**EXERCISE INSTRUCTIONS:**
Copy out each line below exactly as it appears.

**RECORDS FOR THIS EXERCISE:**
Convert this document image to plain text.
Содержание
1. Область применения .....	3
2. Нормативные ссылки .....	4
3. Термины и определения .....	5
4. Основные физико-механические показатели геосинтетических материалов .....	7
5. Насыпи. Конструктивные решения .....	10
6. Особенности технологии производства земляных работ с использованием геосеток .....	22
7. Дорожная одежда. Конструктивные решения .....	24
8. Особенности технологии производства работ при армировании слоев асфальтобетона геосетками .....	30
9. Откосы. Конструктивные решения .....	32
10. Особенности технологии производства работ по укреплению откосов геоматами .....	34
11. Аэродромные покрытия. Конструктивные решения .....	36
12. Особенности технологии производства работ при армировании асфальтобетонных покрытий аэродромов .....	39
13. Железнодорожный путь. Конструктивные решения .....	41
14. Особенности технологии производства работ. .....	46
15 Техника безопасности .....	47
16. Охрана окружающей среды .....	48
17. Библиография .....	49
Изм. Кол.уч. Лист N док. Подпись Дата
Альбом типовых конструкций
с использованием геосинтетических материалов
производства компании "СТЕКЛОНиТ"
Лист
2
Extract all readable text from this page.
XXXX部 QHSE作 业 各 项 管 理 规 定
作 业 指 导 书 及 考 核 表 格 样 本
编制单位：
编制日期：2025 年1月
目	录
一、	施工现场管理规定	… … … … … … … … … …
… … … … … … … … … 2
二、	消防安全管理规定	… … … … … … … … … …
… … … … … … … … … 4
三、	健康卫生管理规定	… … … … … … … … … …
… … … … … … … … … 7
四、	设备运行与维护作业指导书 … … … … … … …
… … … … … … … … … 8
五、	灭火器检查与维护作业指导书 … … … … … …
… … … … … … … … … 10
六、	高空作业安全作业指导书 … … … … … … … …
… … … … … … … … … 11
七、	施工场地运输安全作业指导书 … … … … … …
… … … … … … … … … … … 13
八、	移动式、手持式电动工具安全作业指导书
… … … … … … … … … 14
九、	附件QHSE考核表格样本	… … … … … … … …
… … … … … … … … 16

**ANSWER:**
Convert this document image to plain text.
Содержание
1. Область применения .....	3
2. Нормативные ссылки .....	4
3. Термины и определения .....	5
4. Основные физико-механические показатели геосинтетических материалов .....	7
5. Насыпи. Конструктивные решения .....	10
6. Особенности технологии производства земляных работ с использованием геосеток .....	22
7. Дорожная одежда. Конструктивные решения .....	24
8. Особенности технологии производства работ при армировании слоев асфальтобетона геосетками .....	30
9. Откосы. Конструктивные решения .....	32
10. Особенности технологии производства работ по укреплению откосов геоматами .....	34
11. Аэродромные покрытия. Конструктивные решения .....	36
12. Особенности технологии производства работ при армировании асфальтобетонных покрытий аэродромов .....	39
13. Железнодорожный путь. Конструктивные решения .....	41
14. Особенности технологии производства работ. .....	46
15 Техника безопасности .....	47
16. Охрана окружающей среды .....	48
17. Библиография .....	49
Изм. Кол.уч. Лист N док. Подпись Дата
Альбом типовых конструкций
с использованием геосинтетических материалов
производства компании "СТЕКЛОНиТ"
Лист
2
Extract all readable text from this page.
XXXX部 QHSE作 业 各 项 管 理 规 定
作 业 指 导 书 及 考 核 表 格 样 本
编制单位：
编制日期：2025 年1月
目	录
一、	施工现场管理规定	… … … … … … … … … …
… … … … … … … … … 2
二、	消防安全管理规定	… … … … … … … … … …
… … … … … … … … … 4
三、	健康卫生管理规定	… … … … … … … … … …
… … … … … … … … … 7
四、	设备运行与维护作业指导书 … … … … … … …
… … … … … … … … … 8
五、	灭火器检查与维护作业指导书 … … … … … …
… … … … … … … … … 10
六、	高空作业安全作业指导书 … … … … … … … …
… … … … … … … … … 11
七、	施工场地运输安全作业指导书 … … … … … …
… … … … … … … … … … … 13
八、	移动式、手持式电动工具安全作业指导书
… … … … … … … … … 14
九、	附件QHSE考核表格样本	… … … … … … … …
… … … … … … … … 16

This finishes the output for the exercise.